▼

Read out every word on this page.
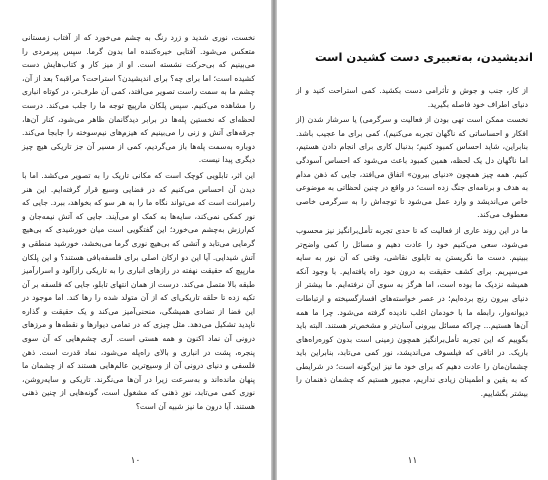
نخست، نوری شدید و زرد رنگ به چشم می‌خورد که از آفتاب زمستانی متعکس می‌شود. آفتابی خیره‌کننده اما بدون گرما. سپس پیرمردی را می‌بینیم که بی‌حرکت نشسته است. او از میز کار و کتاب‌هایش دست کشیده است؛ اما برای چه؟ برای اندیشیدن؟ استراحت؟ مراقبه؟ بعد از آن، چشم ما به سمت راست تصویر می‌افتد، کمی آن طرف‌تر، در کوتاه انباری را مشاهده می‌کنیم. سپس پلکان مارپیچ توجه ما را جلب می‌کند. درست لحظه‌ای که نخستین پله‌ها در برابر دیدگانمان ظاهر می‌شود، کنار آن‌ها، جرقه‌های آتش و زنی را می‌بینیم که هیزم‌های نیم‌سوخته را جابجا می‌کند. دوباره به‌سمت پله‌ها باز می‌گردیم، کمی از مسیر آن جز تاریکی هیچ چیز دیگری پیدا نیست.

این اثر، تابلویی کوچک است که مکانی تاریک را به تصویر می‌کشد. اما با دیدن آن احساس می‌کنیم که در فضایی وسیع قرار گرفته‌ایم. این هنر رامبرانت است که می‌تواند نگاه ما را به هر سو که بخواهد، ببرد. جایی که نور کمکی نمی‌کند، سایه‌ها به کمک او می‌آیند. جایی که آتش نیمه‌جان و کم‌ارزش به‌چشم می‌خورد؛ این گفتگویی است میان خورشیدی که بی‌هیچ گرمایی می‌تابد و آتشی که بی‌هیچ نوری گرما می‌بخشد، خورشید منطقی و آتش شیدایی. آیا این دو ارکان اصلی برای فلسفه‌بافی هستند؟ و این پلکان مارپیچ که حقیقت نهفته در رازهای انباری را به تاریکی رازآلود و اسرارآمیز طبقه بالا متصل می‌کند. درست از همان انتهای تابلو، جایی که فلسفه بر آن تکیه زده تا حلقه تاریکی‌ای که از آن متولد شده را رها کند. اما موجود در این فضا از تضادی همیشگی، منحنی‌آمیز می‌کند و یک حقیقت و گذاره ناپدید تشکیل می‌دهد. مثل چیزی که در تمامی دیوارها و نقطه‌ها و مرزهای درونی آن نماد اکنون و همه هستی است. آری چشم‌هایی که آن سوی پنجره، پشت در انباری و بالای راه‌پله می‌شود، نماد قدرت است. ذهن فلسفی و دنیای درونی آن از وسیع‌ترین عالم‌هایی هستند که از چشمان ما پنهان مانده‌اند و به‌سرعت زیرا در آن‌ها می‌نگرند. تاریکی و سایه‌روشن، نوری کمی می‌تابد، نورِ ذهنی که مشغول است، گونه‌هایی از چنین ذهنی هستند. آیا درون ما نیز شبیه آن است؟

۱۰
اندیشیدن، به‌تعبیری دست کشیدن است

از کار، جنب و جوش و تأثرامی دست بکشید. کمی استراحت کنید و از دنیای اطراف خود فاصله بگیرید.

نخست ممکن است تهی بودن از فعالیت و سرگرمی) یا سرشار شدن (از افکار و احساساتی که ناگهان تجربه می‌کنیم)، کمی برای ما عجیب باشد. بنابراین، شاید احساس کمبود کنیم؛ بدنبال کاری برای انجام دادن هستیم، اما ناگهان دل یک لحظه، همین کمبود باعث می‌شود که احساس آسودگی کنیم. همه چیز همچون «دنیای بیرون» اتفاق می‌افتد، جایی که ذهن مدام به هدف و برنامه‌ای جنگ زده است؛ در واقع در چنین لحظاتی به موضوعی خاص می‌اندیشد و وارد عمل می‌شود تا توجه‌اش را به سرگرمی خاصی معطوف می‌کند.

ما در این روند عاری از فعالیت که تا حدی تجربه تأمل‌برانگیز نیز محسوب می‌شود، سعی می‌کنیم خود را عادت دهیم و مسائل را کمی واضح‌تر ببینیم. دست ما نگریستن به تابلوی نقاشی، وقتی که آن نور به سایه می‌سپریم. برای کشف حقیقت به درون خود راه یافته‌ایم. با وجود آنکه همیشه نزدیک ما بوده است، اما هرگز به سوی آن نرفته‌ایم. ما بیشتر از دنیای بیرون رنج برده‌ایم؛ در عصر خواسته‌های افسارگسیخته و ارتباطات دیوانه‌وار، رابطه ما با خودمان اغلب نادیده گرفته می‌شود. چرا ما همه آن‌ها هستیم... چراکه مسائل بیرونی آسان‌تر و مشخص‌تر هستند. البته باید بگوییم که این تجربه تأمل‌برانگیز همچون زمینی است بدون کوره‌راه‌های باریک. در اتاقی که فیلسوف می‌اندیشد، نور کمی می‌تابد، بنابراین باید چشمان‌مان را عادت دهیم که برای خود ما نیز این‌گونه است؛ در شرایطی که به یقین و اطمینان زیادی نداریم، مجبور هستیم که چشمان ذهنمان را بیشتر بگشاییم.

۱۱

▲
▼

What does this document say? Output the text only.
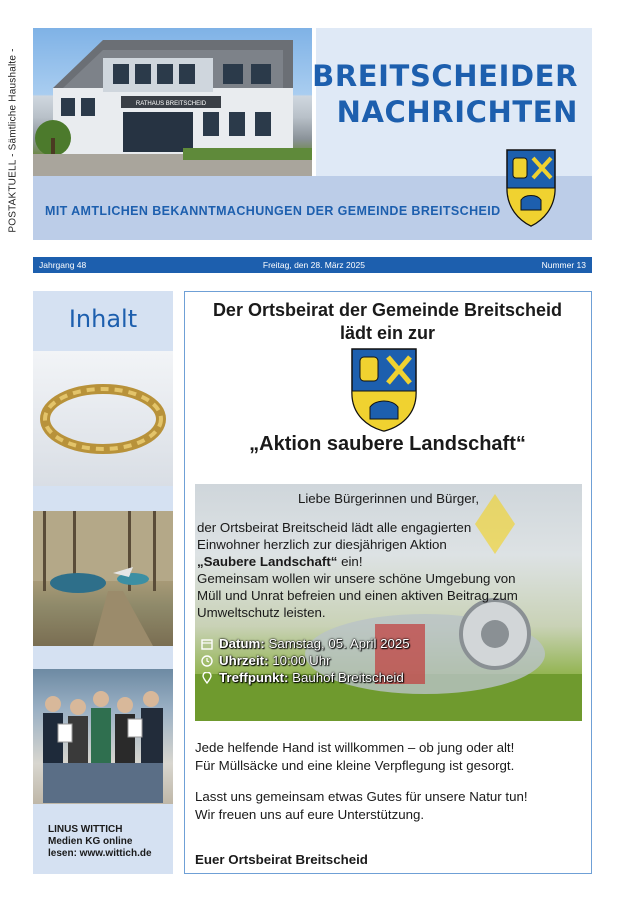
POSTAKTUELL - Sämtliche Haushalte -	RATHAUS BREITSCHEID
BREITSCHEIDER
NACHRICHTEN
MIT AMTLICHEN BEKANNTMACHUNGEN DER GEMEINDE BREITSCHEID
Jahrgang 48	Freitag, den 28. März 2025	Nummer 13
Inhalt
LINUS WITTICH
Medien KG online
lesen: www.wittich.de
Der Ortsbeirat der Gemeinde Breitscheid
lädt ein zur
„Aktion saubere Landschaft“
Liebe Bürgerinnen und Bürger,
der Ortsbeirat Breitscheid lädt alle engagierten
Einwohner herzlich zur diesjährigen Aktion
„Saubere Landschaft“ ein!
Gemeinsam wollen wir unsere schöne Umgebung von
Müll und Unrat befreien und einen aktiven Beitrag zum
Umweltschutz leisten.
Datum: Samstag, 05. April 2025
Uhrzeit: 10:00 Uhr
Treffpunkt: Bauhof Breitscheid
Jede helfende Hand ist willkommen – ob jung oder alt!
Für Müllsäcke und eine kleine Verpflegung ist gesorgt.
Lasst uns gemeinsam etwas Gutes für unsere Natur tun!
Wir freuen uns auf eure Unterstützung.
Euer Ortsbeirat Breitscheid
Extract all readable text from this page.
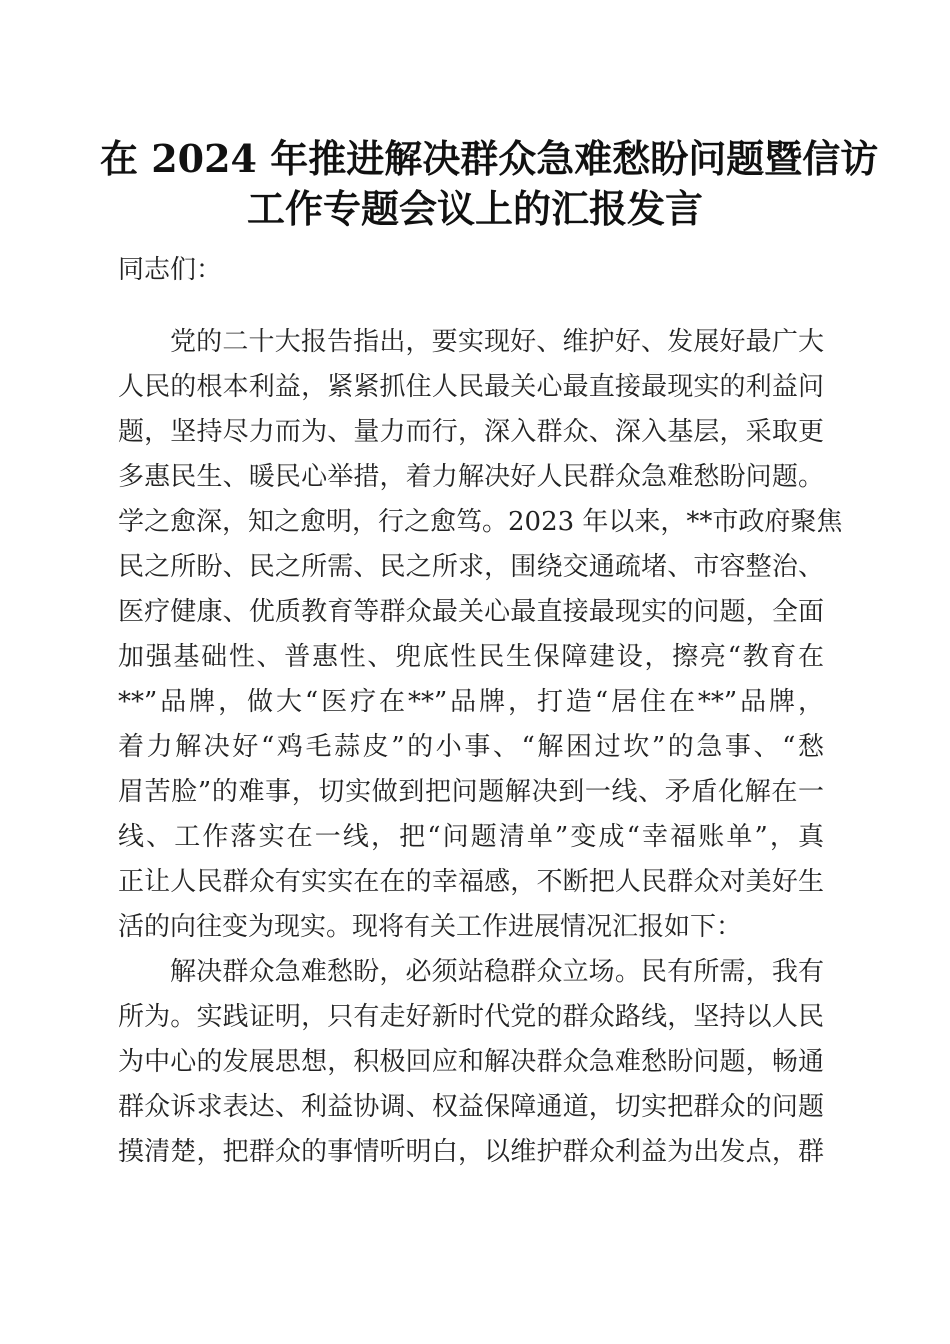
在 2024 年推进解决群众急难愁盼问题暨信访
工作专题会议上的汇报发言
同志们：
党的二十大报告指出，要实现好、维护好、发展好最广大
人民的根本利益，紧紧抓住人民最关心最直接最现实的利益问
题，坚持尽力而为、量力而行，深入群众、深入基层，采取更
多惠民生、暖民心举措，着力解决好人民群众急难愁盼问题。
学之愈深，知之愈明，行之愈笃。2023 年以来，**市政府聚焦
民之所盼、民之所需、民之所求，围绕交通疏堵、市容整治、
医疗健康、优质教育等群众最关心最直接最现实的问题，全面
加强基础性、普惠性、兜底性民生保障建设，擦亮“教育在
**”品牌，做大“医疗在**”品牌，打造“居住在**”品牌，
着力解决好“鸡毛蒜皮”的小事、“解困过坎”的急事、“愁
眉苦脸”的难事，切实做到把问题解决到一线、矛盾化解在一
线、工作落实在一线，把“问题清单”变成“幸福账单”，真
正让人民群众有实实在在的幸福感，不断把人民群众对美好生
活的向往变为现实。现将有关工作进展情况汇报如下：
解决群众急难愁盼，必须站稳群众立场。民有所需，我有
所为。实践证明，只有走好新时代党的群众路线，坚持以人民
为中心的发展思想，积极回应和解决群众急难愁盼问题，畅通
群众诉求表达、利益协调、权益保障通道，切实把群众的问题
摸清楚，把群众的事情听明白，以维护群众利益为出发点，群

▲

- _EXERCISE DETAILS_:
How many lines of these entries hold the string "text"? Answer with the number alone.

- _WRITTEN ANSWER_:
2